# Supplied records
* * * * * * * * *

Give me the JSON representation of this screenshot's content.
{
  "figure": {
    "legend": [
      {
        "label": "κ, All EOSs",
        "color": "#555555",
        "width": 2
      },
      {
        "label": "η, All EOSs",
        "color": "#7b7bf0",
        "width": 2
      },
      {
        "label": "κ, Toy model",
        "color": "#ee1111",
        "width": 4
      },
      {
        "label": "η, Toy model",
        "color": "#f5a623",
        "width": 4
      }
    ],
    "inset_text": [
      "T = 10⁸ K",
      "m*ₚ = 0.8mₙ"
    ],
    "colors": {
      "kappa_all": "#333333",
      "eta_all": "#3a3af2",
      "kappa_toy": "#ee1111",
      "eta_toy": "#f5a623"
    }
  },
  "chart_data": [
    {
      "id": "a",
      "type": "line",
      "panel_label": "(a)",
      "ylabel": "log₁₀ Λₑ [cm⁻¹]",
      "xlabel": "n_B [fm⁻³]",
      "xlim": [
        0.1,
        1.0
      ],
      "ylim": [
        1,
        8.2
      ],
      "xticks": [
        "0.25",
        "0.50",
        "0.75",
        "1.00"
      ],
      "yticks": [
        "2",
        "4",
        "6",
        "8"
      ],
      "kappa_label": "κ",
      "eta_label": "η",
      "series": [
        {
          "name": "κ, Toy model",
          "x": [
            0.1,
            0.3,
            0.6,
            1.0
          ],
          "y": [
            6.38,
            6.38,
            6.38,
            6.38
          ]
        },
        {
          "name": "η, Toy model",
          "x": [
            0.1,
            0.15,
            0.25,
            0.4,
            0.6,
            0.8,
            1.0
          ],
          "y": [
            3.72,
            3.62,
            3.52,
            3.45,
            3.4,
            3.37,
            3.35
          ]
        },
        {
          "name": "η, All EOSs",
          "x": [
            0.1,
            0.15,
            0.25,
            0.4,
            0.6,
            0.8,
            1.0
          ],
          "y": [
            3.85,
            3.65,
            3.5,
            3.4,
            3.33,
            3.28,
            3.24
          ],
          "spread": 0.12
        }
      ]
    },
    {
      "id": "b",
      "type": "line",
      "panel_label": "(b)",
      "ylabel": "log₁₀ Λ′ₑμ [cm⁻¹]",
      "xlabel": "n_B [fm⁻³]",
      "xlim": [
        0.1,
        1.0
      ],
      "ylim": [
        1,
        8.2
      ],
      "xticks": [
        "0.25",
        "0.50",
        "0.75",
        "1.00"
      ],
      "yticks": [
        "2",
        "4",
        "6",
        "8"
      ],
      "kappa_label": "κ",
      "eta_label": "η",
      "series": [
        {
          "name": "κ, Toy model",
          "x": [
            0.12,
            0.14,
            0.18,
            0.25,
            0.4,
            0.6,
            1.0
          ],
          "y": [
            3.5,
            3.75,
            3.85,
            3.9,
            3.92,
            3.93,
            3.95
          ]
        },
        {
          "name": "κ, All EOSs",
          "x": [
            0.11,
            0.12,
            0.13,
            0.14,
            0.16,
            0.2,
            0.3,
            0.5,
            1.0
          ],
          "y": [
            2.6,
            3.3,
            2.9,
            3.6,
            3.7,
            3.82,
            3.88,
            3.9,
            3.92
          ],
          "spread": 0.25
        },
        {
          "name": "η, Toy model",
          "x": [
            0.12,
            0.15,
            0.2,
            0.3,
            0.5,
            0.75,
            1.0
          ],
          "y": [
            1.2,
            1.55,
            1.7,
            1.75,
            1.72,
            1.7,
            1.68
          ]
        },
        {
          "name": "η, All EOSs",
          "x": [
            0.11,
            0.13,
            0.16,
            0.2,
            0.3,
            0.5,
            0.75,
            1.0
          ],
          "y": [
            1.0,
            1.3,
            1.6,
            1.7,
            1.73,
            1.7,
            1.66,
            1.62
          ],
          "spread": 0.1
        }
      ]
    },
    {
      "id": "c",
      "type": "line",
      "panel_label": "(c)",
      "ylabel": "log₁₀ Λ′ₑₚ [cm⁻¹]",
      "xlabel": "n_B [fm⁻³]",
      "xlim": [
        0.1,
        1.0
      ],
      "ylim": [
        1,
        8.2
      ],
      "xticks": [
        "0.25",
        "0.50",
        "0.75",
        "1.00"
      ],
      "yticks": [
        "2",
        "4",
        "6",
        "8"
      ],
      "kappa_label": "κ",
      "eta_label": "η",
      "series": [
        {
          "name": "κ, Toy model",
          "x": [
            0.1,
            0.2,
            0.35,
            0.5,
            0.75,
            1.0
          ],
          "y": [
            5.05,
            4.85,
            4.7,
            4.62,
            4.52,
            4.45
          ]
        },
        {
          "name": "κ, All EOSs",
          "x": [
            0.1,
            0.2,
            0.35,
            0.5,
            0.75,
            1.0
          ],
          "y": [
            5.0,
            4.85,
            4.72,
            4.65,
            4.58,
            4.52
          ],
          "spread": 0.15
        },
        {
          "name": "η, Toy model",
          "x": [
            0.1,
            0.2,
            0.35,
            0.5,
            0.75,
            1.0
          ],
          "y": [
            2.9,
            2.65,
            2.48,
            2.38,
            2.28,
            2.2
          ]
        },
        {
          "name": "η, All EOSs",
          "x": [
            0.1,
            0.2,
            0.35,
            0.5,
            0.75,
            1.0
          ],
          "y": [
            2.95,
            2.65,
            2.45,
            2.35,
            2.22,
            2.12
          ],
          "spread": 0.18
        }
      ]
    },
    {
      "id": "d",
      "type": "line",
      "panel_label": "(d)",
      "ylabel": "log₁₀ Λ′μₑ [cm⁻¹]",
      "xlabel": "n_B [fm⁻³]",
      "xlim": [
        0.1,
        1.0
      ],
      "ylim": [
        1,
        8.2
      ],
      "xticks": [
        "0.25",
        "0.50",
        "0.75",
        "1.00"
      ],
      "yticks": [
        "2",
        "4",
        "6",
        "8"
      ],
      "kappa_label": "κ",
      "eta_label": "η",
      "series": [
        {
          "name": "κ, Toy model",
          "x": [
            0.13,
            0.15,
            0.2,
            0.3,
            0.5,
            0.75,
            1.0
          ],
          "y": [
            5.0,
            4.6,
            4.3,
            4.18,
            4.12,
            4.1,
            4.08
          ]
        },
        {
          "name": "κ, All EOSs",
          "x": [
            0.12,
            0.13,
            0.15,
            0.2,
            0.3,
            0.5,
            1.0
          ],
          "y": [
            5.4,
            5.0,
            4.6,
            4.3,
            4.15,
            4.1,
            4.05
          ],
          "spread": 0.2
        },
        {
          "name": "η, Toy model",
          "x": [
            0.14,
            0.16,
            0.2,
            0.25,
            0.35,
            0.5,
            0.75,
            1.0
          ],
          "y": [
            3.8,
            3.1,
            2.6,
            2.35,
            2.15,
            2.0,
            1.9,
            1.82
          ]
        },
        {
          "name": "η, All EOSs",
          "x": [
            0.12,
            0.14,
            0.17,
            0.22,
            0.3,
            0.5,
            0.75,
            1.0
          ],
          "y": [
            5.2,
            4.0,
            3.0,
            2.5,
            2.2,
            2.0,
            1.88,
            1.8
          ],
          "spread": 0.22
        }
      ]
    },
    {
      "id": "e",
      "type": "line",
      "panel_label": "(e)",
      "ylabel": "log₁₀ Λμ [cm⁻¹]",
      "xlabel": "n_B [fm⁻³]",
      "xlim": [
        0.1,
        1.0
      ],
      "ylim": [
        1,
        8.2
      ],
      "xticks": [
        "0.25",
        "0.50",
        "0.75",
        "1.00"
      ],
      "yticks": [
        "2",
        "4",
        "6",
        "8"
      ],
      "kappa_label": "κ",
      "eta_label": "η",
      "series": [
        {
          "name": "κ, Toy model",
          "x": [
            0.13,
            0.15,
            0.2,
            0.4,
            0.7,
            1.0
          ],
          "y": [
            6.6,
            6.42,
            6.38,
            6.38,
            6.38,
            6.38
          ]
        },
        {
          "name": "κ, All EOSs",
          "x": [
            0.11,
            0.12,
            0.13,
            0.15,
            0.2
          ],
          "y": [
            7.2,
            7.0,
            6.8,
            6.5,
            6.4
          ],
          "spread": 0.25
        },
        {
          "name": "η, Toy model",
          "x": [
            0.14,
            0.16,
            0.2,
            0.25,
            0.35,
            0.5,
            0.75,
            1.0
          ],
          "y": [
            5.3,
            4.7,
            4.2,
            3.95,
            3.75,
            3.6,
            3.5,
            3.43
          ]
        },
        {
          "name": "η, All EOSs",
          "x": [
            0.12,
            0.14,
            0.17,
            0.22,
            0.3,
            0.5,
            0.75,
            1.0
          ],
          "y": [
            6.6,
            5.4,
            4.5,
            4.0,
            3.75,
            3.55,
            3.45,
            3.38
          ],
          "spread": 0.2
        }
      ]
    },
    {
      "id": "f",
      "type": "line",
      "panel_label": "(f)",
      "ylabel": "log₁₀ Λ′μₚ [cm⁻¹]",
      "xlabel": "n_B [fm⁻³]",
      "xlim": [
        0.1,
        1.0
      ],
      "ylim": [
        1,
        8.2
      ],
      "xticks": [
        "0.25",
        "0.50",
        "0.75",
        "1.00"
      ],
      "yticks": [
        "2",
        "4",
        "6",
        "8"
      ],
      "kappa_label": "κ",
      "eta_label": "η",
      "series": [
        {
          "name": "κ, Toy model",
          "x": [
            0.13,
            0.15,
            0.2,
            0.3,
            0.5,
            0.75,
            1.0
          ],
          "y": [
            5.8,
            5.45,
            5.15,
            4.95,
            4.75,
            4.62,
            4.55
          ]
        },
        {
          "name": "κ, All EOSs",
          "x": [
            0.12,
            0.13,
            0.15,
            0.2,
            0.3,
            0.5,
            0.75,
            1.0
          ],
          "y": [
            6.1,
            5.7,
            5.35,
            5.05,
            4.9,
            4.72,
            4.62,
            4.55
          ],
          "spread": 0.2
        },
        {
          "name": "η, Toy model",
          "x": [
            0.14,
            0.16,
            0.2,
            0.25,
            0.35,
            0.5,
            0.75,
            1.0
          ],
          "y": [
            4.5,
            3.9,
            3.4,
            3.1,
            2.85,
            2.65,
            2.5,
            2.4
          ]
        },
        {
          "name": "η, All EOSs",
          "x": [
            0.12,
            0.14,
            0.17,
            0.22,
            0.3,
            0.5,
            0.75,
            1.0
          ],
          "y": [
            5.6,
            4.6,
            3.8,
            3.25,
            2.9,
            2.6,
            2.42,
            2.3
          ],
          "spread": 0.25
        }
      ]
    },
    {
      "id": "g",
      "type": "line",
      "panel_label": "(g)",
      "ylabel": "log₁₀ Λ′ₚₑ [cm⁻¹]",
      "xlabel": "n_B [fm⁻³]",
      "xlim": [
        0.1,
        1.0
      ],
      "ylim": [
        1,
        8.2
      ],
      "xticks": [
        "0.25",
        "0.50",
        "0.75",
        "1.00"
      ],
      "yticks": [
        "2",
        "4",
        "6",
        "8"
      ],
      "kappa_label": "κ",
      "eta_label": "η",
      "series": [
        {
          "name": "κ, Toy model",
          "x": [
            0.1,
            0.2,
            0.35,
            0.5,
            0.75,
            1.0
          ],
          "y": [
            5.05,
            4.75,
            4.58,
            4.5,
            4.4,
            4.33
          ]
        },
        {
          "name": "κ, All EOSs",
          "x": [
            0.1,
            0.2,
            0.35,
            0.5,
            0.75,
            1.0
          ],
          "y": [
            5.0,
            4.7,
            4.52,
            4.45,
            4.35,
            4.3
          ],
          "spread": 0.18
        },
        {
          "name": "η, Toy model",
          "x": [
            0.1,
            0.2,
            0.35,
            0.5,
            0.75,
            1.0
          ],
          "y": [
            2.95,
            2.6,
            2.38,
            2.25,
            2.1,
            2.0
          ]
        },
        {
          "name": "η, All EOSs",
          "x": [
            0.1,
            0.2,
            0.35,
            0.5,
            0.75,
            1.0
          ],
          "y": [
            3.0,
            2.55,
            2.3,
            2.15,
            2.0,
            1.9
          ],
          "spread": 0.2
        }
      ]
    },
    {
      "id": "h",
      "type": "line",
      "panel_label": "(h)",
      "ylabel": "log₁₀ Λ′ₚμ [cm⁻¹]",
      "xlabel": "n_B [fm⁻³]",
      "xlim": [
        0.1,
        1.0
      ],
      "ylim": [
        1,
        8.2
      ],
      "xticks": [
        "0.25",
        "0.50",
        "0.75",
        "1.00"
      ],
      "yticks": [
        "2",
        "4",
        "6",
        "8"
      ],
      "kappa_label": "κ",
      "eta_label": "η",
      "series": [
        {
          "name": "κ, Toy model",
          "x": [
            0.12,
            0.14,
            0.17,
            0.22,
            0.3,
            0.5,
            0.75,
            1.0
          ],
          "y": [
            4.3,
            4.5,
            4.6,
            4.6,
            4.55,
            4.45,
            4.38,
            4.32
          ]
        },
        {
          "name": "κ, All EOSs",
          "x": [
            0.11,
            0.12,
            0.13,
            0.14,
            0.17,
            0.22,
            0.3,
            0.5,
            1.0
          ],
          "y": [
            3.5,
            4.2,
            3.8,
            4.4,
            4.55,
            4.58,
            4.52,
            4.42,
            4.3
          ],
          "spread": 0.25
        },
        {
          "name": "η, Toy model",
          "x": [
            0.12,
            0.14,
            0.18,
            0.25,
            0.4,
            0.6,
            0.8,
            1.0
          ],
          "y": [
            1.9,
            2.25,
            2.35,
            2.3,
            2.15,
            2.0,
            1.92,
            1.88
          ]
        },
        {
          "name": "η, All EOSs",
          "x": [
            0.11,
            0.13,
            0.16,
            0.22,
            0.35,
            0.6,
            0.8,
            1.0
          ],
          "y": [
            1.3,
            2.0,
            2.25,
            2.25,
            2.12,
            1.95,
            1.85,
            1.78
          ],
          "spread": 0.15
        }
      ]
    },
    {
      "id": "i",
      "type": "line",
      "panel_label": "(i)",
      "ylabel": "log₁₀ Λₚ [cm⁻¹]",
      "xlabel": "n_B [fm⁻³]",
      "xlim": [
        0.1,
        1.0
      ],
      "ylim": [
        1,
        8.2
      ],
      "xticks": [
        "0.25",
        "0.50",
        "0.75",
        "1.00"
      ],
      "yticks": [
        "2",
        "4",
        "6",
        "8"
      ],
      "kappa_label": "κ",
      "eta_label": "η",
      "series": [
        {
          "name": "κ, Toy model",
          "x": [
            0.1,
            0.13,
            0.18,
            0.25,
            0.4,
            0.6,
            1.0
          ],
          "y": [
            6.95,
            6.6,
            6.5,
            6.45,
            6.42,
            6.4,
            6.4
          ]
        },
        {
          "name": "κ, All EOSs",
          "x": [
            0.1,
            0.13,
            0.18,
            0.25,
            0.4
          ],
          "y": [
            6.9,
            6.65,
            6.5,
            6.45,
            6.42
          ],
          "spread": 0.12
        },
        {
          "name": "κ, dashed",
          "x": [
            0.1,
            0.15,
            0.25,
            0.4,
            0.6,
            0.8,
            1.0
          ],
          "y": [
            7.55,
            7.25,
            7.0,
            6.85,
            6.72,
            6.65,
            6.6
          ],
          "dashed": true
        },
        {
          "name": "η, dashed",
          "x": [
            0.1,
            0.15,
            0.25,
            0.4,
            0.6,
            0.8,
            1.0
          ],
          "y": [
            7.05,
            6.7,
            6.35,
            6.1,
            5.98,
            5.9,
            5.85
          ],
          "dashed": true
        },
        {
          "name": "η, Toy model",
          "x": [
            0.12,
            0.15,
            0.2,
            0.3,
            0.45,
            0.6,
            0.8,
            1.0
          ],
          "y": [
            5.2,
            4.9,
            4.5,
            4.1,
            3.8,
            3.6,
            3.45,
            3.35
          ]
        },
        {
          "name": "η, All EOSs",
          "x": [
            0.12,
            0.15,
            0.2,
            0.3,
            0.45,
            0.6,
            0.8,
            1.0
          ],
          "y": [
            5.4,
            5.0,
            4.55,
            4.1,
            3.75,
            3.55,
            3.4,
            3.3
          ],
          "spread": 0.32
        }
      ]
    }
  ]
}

* * * * * * * * *

Report each line in the preceding entries that holds the string "dashed".

          "name": "κ, dashed",
          "dashed": true
          "name": "η, dashed",
          "dashed": true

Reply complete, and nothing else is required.